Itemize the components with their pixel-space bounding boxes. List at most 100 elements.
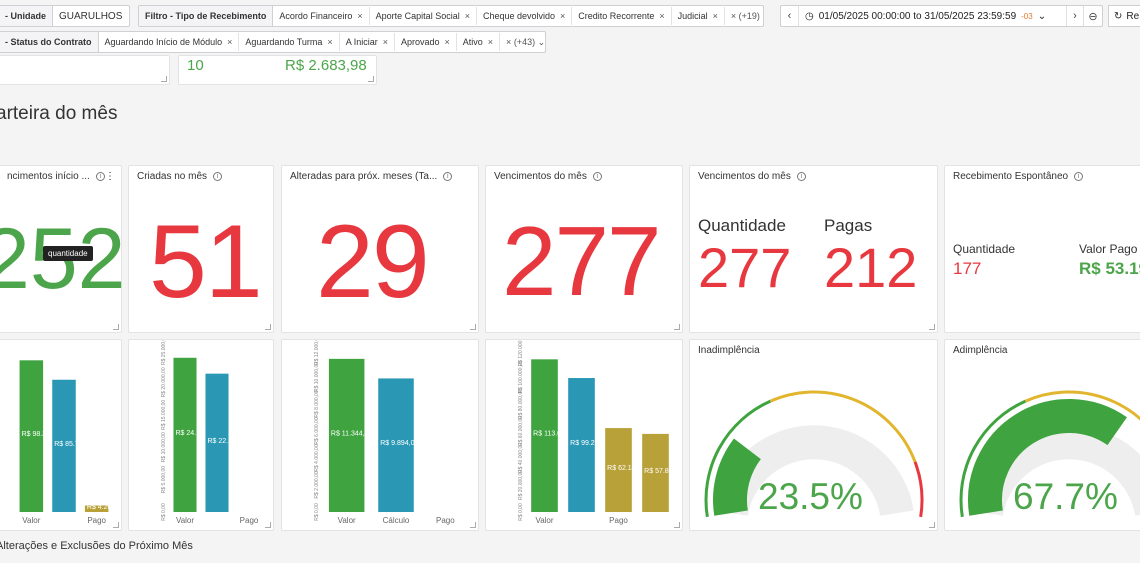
quantidade-value: 277 — [698, 236, 792, 299]
info-icon[interactable]: i — [95, 172, 105, 181]
recebimento-chips: Acordo Financeiro × Aporte Capital Social ×… — [273, 7, 725, 25]
chip-label: Aprovado — [400, 37, 440, 47]
x-tick-label: Cálculo — [383, 516, 410, 525]
close-icon[interactable]: × — [444, 37, 450, 47]
close-icon[interactable]: × — [487, 37, 494, 47]
bar — [19, 360, 44, 512]
bar-chart-panel-3: R$ 0,00 R$ 2.000,00 R$ 4.000,00 R$ 6.000,00… — [281, 339, 479, 531]
gauge-value: 67.7% — [1013, 476, 1118, 517]
resize-handle[interactable] — [929, 324, 935, 330]
bar-chart: R$ 0,00 R$ 5.000,00 R$ 10.000,00 R$ 15.000,… — [161, 340, 259, 525]
chip-label: Aguardando Turma — [245, 37, 323, 47]
panel-menu-icon[interactable]: ⋮ — [105, 171, 115, 182]
stat-value: 51 — [149, 204, 263, 320]
info-icon[interactable]: i — [443, 172, 453, 181]
recebimento-filter-label: Filtro - Tipo de Recebimento — [139, 6, 274, 26]
resize-handle[interactable] — [674, 522, 680, 528]
y-tick-label: R$ 100.000,00 — [518, 360, 524, 393]
unidade-filter-label: - Unidade — [0, 6, 54, 26]
recebimento-chip[interactable]: Acordo Financeiro × — [273, 7, 370, 25]
recebimento-chip[interactable]: Aporte Capital Social × — [370, 7, 477, 25]
gauge-threshold — [1024, 390, 1140, 421]
close-icon[interactable]: × — [327, 37, 333, 47]
resize-handle[interactable] — [265, 522, 271, 528]
stat-value: 29 — [316, 204, 430, 320]
close-icon[interactable]: × — [560, 11, 566, 21]
recebimento-filter[interactable]: Filtro - Tipo de Recebimento Acordo Fina… — [138, 5, 764, 27]
contrato-filter[interactable]: - Status do Contrato Aguardando Início d… — [0, 31, 546, 53]
time-range-picker[interactable]: ‹ ◷ 01/05/2025 00:00:00 to 31/05/2025 23… — [780, 5, 1103, 27]
bar-chart-panel-4: R$ 0,00 R$ 20.000,00 R$ 40.000,00 R$ 60.000… — [485, 339, 683, 531]
panel-title: Alteradas para próx. meses (Ta... i — [290, 171, 453, 182]
top-partial-panel-left — [0, 55, 170, 85]
y-tick-label: R$ 0,00 — [518, 503, 524, 521]
unidade-filter[interactable]: - Unidade GUARULHOS⌄ — [0, 5, 130, 27]
resize-handle[interactable] — [470, 324, 476, 330]
panel-title: Adimplência — [953, 345, 1008, 356]
bar — [378, 378, 414, 512]
contrato-chip[interactable]: Aguardando Turma × — [239, 33, 340, 51]
panel-title-text: Criadas no mês — [137, 171, 208, 182]
time-range-text: 01/05/2025 00:00:00 to 31/05/2025 23:59:… — [818, 10, 1017, 22]
gauge — [704, 390, 924, 518]
contrato-chip[interactable]: Aprovado × — [395, 33, 457, 51]
close-icon[interactable]: × — [227, 37, 233, 47]
espontaneo-valor-label: Valor Pago — [1079, 242, 1138, 256]
panel-title: ncimentos início ... i — [7, 171, 105, 182]
bar — [531, 359, 558, 512]
resize-handle[interactable] — [265, 324, 271, 330]
close-icon[interactable]: × — [357, 11, 363, 21]
stat-panel-vencimentos: Vencimentos do mês i 277 — [485, 165, 683, 333]
panel-title-text: Recebimento Espontâneo — [953, 171, 1069, 182]
recebimento-more[interactable]: × (+19) ⌄ — [730, 10, 763, 21]
data-label: R$ 62.173,56 — [607, 465, 649, 472]
bottom-section-title: Alterações e Exclusões do Próximo Mês — [0, 540, 193, 552]
y-tick-label: R$ 40.000,00 — [518, 443, 524, 473]
chip-label: Credito Recorrente — [578, 11, 655, 21]
close-icon[interactable]: × — [712, 11, 718, 21]
refresh-button[interactable]: ↻ Re — [1108, 5, 1140, 27]
data-label: R$ 11.344,0 — [331, 430, 369, 437]
close-icon[interactable]: × — [464, 11, 470, 21]
time-forward-button[interactable]: › — [1066, 6, 1084, 26]
time-range[interactable]: ◷ 01/05/2025 00:00:00 to 31/05/2025 23:5… — [799, 11, 1066, 22]
y-tick-label: R$ 80.000,00 — [518, 389, 524, 419]
resize-handle[interactable] — [161, 76, 167, 82]
recebimento-chip[interactable]: Cheque devolvido × — [477, 7, 573, 25]
resize-handle[interactable] — [113, 324, 119, 330]
contrato-chip[interactable]: Aguardando Início de Módulo × — [99, 33, 240, 51]
contrato-chip[interactable]: Ativo × — [457, 33, 501, 51]
info-icon[interactable]: i — [213, 172, 223, 181]
panel-title-text: Alteradas para próx. meses (Ta... — [290, 171, 438, 182]
section-title: arteira do mês — [0, 103, 118, 124]
unidade-filter-value[interactable]: GUARULHOS⌄ — [53, 6, 129, 26]
resize-handle[interactable] — [929, 522, 935, 528]
recebimento-chip[interactable]: Judicial × — [672, 7, 725, 25]
panel-title-text: Vencimentos do mês — [698, 171, 791, 182]
bar — [52, 379, 76, 512]
refresh-icon: ↻ — [1114, 10, 1123, 22]
close-icon[interactable]: × — [382, 37, 388, 47]
resize-handle[interactable] — [368, 76, 374, 82]
info-icon[interactable]: i — [592, 172, 602, 181]
contrato-more[interactable]: × (+43) ⌄ — [506, 36, 546, 47]
recebimento-espontaneo-panel: Recebimento Espontâneo i Quantidade 177 V… — [944, 165, 1140, 333]
gauge-threshold — [959, 399, 1027, 518]
contrato-chip[interactable]: A Iniciar × — [340, 33, 395, 51]
close-icon[interactable]: × — [659, 11, 665, 21]
info-icon[interactable]: i — [796, 172, 806, 181]
chip-label: Judicial — [677, 11, 708, 21]
data-label: R$ 4.207,98 — [87, 504, 122, 511]
stat-panel-inicio: ncimentos início ...i ⋮ 252 — [0, 165, 126, 333]
recebimento-chip[interactable]: Credito Recorrente × — [572, 7, 672, 25]
resize-handle[interactable] — [674, 324, 680, 330]
resize-handle[interactable] — [470, 522, 476, 528]
bar — [642, 433, 669, 512]
time-back-button[interactable]: ‹ — [781, 6, 799, 26]
resize-handle[interactable] — [113, 522, 119, 528]
bar — [605, 428, 632, 512]
x-tick-label: Valor — [22, 516, 40, 525]
zoom-out-button[interactable]: ⊖ — [1088, 10, 1098, 23]
info-icon[interactable]: i — [1074, 172, 1084, 181]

###

• _Exercise instructions_: Copy the records above line for line, omitting the pictures.

• _Solution for this exercise_:
Itemize the components with their pixel-space bounding boxes. List at most 100 elements.
quantidade-value: 277 — [698, 236, 792, 299]
info-icon[interactable]: i — [95, 172, 105, 181]
recebimento-chips: Acordo Financeiro × Aporte Capital Social ×… — [273, 7, 725, 25]
chip-label: Aprovado — [400, 37, 440, 47]
x-tick-label: Cálculo — [383, 516, 410, 525]
close-icon[interactable]: × — [444, 37, 450, 47]
close-icon[interactable]: × — [487, 37, 494, 47]
bar — [19, 360, 44, 512]
bar-chart-panel-3: R$ 0,00 R$ 2.000,00 R$ 4.000,00 R$ 6.000,00… — [281, 339, 479, 531]
gauge-value: 67.7% — [1013, 476, 1118, 517]
resize-handle[interactable] — [929, 324, 935, 330]
bar-chart: R$ 0,00 R$ 5.000,00 R$ 10.000,00 R$ 15.000,… — [161, 340, 259, 525]
chip-label: Aguardando Turma — [245, 37, 323, 47]
panel-menu-icon[interactable]: ⋮ — [105, 171, 115, 182]
stat-value: 51 — [149, 204, 263, 320]
info-icon[interactable]: i — [443, 172, 453, 181]
recebimento-filter-label: Filtro - Tipo de Recebimento — [139, 6, 274, 26]
resize-handle[interactable] — [674, 522, 680, 528]
y-tick-label: R$ 100.000,00 — [518, 360, 524, 393]
unidade-filter-label: - Unidade — [0, 6, 54, 26]
recebimento-chip[interactable]: Acordo Financeiro × — [273, 7, 370, 25]
recebimento-chip[interactable]: Aporte Capital Social × — [370, 7, 477, 25]
gauge-threshold — [1024, 390, 1140, 421]
close-icon[interactable]: × — [327, 37, 333, 47]
resize-handle[interactable] — [265, 522, 271, 528]
stat-value: 29 — [316, 204, 430, 320]
close-icon[interactable]: × — [560, 11, 566, 21]
recebimento-filter[interactable]: Filtro - Tipo de Recebimento Acordo Fina… — [138, 5, 764, 27]
contrato-filter[interactable]: - Status do Contrato Aguardando Início d… — [0, 31, 546, 53]
time-range-picker[interactable]: ‹ ◷ 01/05/2025 00:00:00 to 31/05/2025 23… — [780, 5, 1103, 27]
bar-chart-panel-4: R$ 0,00 R$ 20.000,00 R$ 40.000,00 R$ 60.000… — [485, 339, 683, 531]
panel-title: Alteradas para próx. meses (Ta... i — [290, 171, 453, 182]
top-partial-panel-left — [0, 55, 170, 85]
y-tick-label: R$ 0,00 — [518, 503, 524, 521]
unidade-filter[interactable]: - Unidade GUARULHOS⌄ — [0, 5, 130, 27]
resize-handle[interactable] — [470, 324, 476, 330]
panel-title: Adimplência — [953, 345, 1008, 356]
bar — [378, 378, 414, 512]
contrato-chip[interactable]: Aguardando Turma × — [239, 33, 340, 51]
panel-title-text: Criadas no mês — [137, 171, 208, 182]
time-range-text: 01/05/2025 00:00:00 to 31/05/2025 23:59:… — [818, 10, 1017, 22]
gauge — [704, 390, 924, 518]
contrato-chip[interactable]: Aprovado × — [395, 33, 457, 51]
close-icon[interactable]: × — [227, 37, 233, 47]
espontaneo-valor-label: Valor Pago — [1079, 242, 1138, 256]
panel-title: ncimentos início ... i — [7, 171, 105, 182]
bar — [531, 359, 558, 512]
resize-handle[interactable] — [265, 324, 271, 330]
close-icon[interactable]: × — [357, 11, 363, 21]
stat-panel-vencimentos: Vencimentos do mês i 277 — [485, 165, 683, 333]
panel-title-text: Recebimento Espontâneo — [953, 171, 1069, 182]
recebimento-more[interactable]: × (+19) ⌄ — [730, 10, 763, 21]
data-label: R$ 62.173,56 — [607, 465, 649, 472]
bottom-section-title: Alterações e Exclusões do Próximo Mês — [0, 540, 193, 552]
y-tick-label: R$ 40.000,00 — [518, 443, 524, 473]
chip-label: Credito Recorrente — [578, 11, 655, 21]
close-icon[interactable]: × — [712, 11, 718, 21]
refresh-button[interactable]: ↻ Re — [1108, 5, 1140, 27]
data-label: R$ 11.344,0 — [331, 430, 369, 437]
close-icon[interactable]: × — [464, 11, 470, 21]
time-forward-button[interactable]: › — [1066, 6, 1084, 26]
time-range[interactable]: ◷ 01/05/2025 00:00:00 to 31/05/2025 23:5… — [799, 11, 1066, 22]
y-tick-label: R$ 80.000,00 — [518, 389, 524, 419]
resize-handle[interactable] — [161, 76, 167, 82]
recebimento-chip[interactable]: Cheque devolvido × — [477, 7, 573, 25]
resize-handle[interactable] — [113, 324, 119, 330]
contrato-chip[interactable]: Aguardando Início de Módulo × — [99, 33, 240, 51]
contrato-chip[interactable]: Ativo × — [457, 33, 501, 51]
info-icon[interactable]: i — [213, 172, 223, 181]
panel-title-text: Alteradas para próx. meses (Ta... — [290, 171, 438, 182]
section-title: arteira do mês — [0, 103, 118, 124]
unidade-filter-value[interactable]: GUARULHOS⌄ — [53, 6, 129, 26]
resize-handle[interactable] — [929, 522, 935, 528]
recebimento-chip[interactable]: Judicial × — [672, 7, 725, 25]
panel-title-text: Vencimentos do mês — [698, 171, 791, 182]
bar — [52, 379, 76, 512]
refresh-icon: ↻ — [1114, 10, 1123, 22]
close-icon[interactable]: × — [382, 37, 388, 47]
resize-handle[interactable] — [368, 76, 374, 82]
info-icon[interactable]: i — [592, 172, 602, 181]
contrato-more[interactable]: × (+43) ⌄ — [506, 36, 546, 47]
recebimento-espontaneo-panel: Recebimento Espontâneo i Quantidade 177 V… — [944, 165, 1140, 333]
gauge-threshold — [959, 399, 1027, 518]
contrato-chip[interactable]: A Iniciar × — [340, 33, 395, 51]
close-icon[interactable]: × — [659, 11, 665, 21]
info-icon[interactable]: i — [796, 172, 806, 181]
chip-label: Judicial — [677, 11, 708, 21]
data-label: R$ 4.207,98 — [87, 504, 122, 511]
stat-panel-inicio: ncimentos início ...i ⋮ 252 — [0, 165, 126, 333]
recebimento-chip[interactable]: Credito Recorrente × — [572, 7, 672, 25]
resize-handle[interactable] — [674, 324, 680, 330]
resize-handle[interactable] — [470, 522, 476, 528]
bar — [642, 433, 669, 512]
time-back-button[interactable]: ‹ — [781, 6, 799, 26]
resize-handle[interactable] — [113, 522, 119, 528]
bar — [605, 428, 632, 512]
x-tick-label: Valor — [22, 516, 40, 525]
zoom-out-button[interactable]: ⊖ — [1088, 10, 1098, 23]
info-icon[interactable]: i — [1074, 172, 1084, 181]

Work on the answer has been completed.